Brief:
Copy each entry as it stands, leaving nothing out.

## begin

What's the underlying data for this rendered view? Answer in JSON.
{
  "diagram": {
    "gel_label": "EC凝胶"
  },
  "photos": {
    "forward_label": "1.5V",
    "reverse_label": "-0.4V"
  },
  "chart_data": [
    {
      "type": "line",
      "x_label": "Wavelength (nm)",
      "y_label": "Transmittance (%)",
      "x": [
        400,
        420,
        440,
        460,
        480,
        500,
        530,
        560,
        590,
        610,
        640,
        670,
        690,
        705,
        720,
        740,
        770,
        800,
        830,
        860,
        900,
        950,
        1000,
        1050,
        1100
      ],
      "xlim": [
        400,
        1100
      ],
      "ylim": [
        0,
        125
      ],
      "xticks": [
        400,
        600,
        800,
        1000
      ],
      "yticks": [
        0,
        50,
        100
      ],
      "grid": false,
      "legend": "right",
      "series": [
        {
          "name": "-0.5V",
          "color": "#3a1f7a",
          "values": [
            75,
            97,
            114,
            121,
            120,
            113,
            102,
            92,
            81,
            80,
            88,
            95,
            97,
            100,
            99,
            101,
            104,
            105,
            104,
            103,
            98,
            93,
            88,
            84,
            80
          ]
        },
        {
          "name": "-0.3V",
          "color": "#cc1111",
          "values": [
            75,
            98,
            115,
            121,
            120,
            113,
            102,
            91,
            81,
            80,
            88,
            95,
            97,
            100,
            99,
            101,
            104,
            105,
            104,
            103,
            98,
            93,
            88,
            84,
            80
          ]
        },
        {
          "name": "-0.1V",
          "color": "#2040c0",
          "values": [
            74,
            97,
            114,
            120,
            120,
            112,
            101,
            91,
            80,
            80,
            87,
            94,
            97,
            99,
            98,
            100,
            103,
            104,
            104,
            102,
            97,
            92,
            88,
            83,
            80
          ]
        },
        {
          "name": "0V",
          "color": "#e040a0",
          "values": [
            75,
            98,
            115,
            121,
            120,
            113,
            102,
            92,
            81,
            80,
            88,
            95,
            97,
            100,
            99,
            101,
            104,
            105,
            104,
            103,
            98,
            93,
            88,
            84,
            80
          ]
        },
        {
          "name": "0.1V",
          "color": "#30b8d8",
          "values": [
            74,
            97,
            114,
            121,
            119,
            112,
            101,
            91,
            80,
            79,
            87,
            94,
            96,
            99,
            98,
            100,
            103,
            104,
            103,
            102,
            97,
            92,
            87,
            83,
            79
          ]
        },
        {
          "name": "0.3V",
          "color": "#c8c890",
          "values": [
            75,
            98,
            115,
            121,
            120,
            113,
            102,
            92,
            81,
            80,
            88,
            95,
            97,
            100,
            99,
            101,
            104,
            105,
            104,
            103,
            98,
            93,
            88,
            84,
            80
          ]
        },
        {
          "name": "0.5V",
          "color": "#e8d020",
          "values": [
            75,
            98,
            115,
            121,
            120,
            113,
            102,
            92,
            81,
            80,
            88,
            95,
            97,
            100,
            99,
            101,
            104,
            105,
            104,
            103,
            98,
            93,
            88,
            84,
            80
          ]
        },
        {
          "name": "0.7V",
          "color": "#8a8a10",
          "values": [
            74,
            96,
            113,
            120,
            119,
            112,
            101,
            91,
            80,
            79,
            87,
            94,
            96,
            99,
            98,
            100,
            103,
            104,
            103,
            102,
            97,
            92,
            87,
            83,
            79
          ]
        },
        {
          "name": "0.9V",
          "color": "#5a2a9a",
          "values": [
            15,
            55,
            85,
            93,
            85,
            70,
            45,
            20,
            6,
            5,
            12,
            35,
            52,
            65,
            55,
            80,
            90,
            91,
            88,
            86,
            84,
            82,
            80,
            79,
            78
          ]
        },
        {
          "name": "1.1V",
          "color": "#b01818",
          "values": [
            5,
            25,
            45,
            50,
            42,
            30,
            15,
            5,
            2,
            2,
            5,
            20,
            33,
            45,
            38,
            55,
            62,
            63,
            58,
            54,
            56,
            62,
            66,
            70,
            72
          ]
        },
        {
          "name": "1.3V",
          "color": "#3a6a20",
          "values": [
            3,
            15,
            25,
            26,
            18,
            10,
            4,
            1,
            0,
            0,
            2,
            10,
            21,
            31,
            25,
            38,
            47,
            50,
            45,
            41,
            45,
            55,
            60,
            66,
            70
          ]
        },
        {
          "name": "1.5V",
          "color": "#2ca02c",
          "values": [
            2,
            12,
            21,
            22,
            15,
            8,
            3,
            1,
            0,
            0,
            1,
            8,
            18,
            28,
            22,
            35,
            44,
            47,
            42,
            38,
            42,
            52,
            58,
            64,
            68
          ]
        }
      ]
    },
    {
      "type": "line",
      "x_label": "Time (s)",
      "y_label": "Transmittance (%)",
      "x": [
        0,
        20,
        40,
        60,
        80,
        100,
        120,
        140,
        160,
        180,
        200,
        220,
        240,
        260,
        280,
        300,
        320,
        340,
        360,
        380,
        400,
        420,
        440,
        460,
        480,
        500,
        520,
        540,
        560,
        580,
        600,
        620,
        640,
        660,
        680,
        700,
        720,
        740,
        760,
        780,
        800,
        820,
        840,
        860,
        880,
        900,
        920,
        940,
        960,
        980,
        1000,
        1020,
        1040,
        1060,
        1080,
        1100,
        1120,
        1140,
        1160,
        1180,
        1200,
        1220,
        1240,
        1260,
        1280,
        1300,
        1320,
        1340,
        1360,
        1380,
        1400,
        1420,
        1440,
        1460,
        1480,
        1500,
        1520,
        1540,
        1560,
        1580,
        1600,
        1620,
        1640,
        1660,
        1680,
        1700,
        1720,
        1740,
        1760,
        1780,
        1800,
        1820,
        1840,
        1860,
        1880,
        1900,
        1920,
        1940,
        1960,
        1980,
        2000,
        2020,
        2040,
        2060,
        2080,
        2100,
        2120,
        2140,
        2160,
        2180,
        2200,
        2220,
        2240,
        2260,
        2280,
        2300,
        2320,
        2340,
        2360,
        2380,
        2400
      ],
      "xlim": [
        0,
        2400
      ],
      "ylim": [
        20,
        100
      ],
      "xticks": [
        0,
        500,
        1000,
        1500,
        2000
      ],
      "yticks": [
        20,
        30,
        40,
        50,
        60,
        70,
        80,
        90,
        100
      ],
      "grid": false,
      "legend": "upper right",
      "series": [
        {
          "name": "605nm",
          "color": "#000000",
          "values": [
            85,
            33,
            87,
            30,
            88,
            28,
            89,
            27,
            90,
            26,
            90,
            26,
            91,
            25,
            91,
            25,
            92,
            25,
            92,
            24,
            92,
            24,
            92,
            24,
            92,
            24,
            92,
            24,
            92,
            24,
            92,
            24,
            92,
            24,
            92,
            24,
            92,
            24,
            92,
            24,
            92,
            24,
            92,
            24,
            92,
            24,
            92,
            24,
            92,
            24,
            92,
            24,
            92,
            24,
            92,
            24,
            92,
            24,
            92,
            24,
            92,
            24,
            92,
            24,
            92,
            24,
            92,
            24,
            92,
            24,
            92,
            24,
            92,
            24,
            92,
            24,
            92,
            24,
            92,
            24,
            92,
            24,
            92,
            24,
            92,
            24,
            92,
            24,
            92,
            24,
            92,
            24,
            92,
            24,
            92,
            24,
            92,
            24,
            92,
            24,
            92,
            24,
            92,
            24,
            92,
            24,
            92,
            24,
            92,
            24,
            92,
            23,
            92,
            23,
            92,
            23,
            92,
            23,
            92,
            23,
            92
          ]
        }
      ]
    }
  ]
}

## end

Solution below:
What's the underlying data for this rendered view? Answer in JSON.
{
  "diagram": {
    "gel_label": "EC凝胶"
  },
  "photos": {
    "forward_label": "1.5V",
    "reverse_label": "-0.4V"
  },
  "chart_data": [
    {
      "type": "line",
      "x_label": "Wavelength (nm)",
      "y_label": "Transmittance (%)",
      "x": [
        400,
        420,
        440,
        460,
        480,
        500,
        530,
        560,
        590,
        610,
        640,
        670,
        690,
        705,
        720,
        740,
        770,
        800,
        830,
        860,
        900,
        950,
        1000,
        1050,
        1100
      ],
      "xlim": [
        400,
        1100
      ],
      "ylim": [
        0,
        125
      ],
      "xticks": [
        400,
        600,
        800,
        1000
      ],
      "yticks": [
        0,
        50,
        100
      ],
      "grid": false,
      "legend": "right",
      "series": [
        {
          "name": "-0.5V",
          "color": "#3a1f7a",
          "values": [
            75,
            97,
            114,
            121,
            120,
            113,
            102,
            92,
            81,
            80,
            88,
            95,
            97,
            100,
            99,
            101,
            104,
            105,
            104,
            103,
            98,
            93,
            88,
            84,
            80
          ]
        },
        {
          "name": "-0.3V",
          "color": "#cc1111",
          "values": [
            75,
            98,
            115,
            121,
            120,
            113,
            102,
            91,
            81,
            80,
            88,
            95,
            97,
            100,
            99,
            101,
            104,
            105,
            104,
            103,
            98,
            93,
            88,
            84,
            80
          ]
        },
        {
          "name": "-0.1V",
          "color": "#2040c0",
          "values": [
            74,
            97,
            114,
            120,
            120,
            112,
            101,
            91,
            80,
            80,
            87,
            94,
            97,
            99,
            98,
            100,
            103,
            104,
            104,
            102,
            97,
            92,
            88,
            83,
            80
          ]
        },
        {
          "name": "0V",
          "color": "#e040a0",
          "values": [
            75,
            98,
            115,
            121,
            120,
            113,
            102,
            92,
            81,
            80,
            88,
            95,
            97,
            100,
            99,
            101,
            104,
            105,
            104,
            103,
            98,
            93,
            88,
            84,
            80
          ]
        },
        {
          "name": "0.1V",
          "color": "#30b8d8",
          "values": [
            74,
            97,
            114,
            121,
            119,
            112,
            101,
            91,
            80,
            79,
            87,
            94,
            96,
            99,
            98,
            100,
            103,
            104,
            103,
            102,
            97,
            92,
            87,
            83,
            79
          ]
        },
        {
          "name": "0.3V",
          "color": "#c8c890",
          "values": [
            75,
            98,
            115,
            121,
            120,
            113,
            102,
            92,
            81,
            80,
            88,
            95,
            97,
            100,
            99,
            101,
            104,
            105,
            104,
            103,
            98,
            93,
            88,
            84,
            80
          ]
        },
        {
          "name": "0.5V",
          "color": "#e8d020",
          "values": [
            75,
            98,
            115,
            121,
            120,
            113,
            102,
            92,
            81,
            80,
            88,
            95,
            97,
            100,
            99,
            101,
            104,
            105,
            104,
            103,
            98,
            93,
            88,
            84,
            80
          ]
        },
        {
          "name": "0.7V",
          "color": "#8a8a10",
          "values": [
            74,
            96,
            113,
            120,
            119,
            112,
            101,
            91,
            80,
            79,
            87,
            94,
            96,
            99,
            98,
            100,
            103,
            104,
            103,
            102,
            97,
            92,
            87,
            83,
            79
          ]
        },
        {
          "name": "0.9V",
          "color": "#5a2a9a",
          "values": [
            15,
            55,
            85,
            93,
            85,
            70,
            45,
            20,
            6,
            5,
            12,
            35,
            52,
            65,
            55,
            80,
            90,
            91,
            88,
            86,
            84,
            82,
            80,
            79,
            78
          ]
        },
        {
          "name": "1.1V",
          "color": "#b01818",
          "values": [
            5,
            25,
            45,
            50,
            42,
            30,
            15,
            5,
            2,
            2,
            5,
            20,
            33,
            45,
            38,
            55,
            62,
            63,
            58,
            54,
            56,
            62,
            66,
            70,
            72
          ]
        },
        {
          "name": "1.3V",
          "color": "#3a6a20",
          "values": [
            3,
            15,
            25,
            26,
            18,
            10,
            4,
            1,
            0,
            0,
            2,
            10,
            21,
            31,
            25,
            38,
            47,
            50,
            45,
            41,
            45,
            55,
            60,
            66,
            70
          ]
        },
        {
          "name": "1.5V",
          "color": "#2ca02c",
          "values": [
            2,
            12,
            21,
            22,
            15,
            8,
            3,
            1,
            0,
            0,
            1,
            8,
            18,
            28,
            22,
            35,
            44,
            47,
            42,
            38,
            42,
            52,
            58,
            64,
            68
          ]
        }
      ]
    },
    {
      "type": "line",
      "x_label": "Time (s)",
      "y_label": "Transmittance (%)",
      "x": [
        0,
        20,
        40,
        60,
        80,
        100,
        120,
        140,
        160,
        180,
        200,
        220,
        240,
        260,
        280,
        300,
        320,
        340,
        360,
        380,
        400,
        420,
        440,
        460,
        480,
        500,
        520,
        540,
        560,
        580,
        600,
        620,
        640,
        660,
        680,
        700,
        720,
        740,
        760,
        780,
        800,
        820,
        840,
        860,
        880,
        900,
        920,
        940,
        960,
        980,
        1000,
        1020,
        1040,
        1060,
        1080,
        1100,
        1120,
        1140,
        1160,
        1180,
        1200,
        1220,
        1240,
        1260,
        1280,
        1300,
        1320,
        1340,
        1360,
        1380,
        1400,
        1420,
        1440,
        1460,
        1480,
        1500,
        1520,
        1540,
        1560,
        1580,
        1600,
        1620,
        1640,
        1660,
        1680,
        1700,
        1720,
        1740,
        1760,
        1780,
        1800,
        1820,
        1840,
        1860,
        1880,
        1900,
        1920,
        1940,
        1960,
        1980,
        2000,
        2020,
        2040,
        2060,
        2080,
        2100,
        2120,
        2140,
        2160,
        2180,
        2200,
        2220,
        2240,
        2260,
        2280,
        2300,
        2320,
        2340,
        2360,
        2380,
        2400
      ],
      "xlim": [
        0,
        2400
      ],
      "ylim": [
        20,
        100
      ],
      "xticks": [
        0,
        500,
        1000,
        1500,
        2000
      ],
      "yticks": [
        20,
        30,
        40,
        50,
        60,
        70,
        80,
        90,
        100
      ],
      "grid": false,
      "legend": "upper right",
      "series": [
        {
          "name": "605nm",
          "color": "#000000",
          "values": [
            85,
            33,
            87,
            30,
            88,
            28,
            89,
            27,
            90,
            26,
            90,
            26,
            91,
            25,
            91,
            25,
            92,
            25,
            92,
            24,
            92,
            24,
            92,
            24,
            92,
            24,
            92,
            24,
            92,
            24,
            92,
            24,
            92,
            24,
            92,
            24,
            92,
            24,
            92,
            24,
            92,
            24,
            92,
            24,
            92,
            24,
            92,
            24,
            92,
            24,
            92,
            24,
            92,
            24,
            92,
            24,
            92,
            24,
            92,
            24,
            92,
            24,
            92,
            24,
            92,
            24,
            92,
            24,
            92,
            24,
            92,
            24,
            92,
            24,
            92,
            24,
            92,
            24,
            92,
            24,
            92,
            24,
            92,
            24,
            92,
            24,
            92,
            24,
            92,
            24,
            92,
            24,
            92,
            24,
            92,
            24,
            92,
            24,
            92,
            24,
            92,
            24,
            92,
            24,
            92,
            24,
            92,
            24,
            92,
            24,
            92,
            23,
            92,
            23,
            92,
            23,
            92,
            23,
            92,
            23,
            92
          ]
        }
      ]
    }
  ]
}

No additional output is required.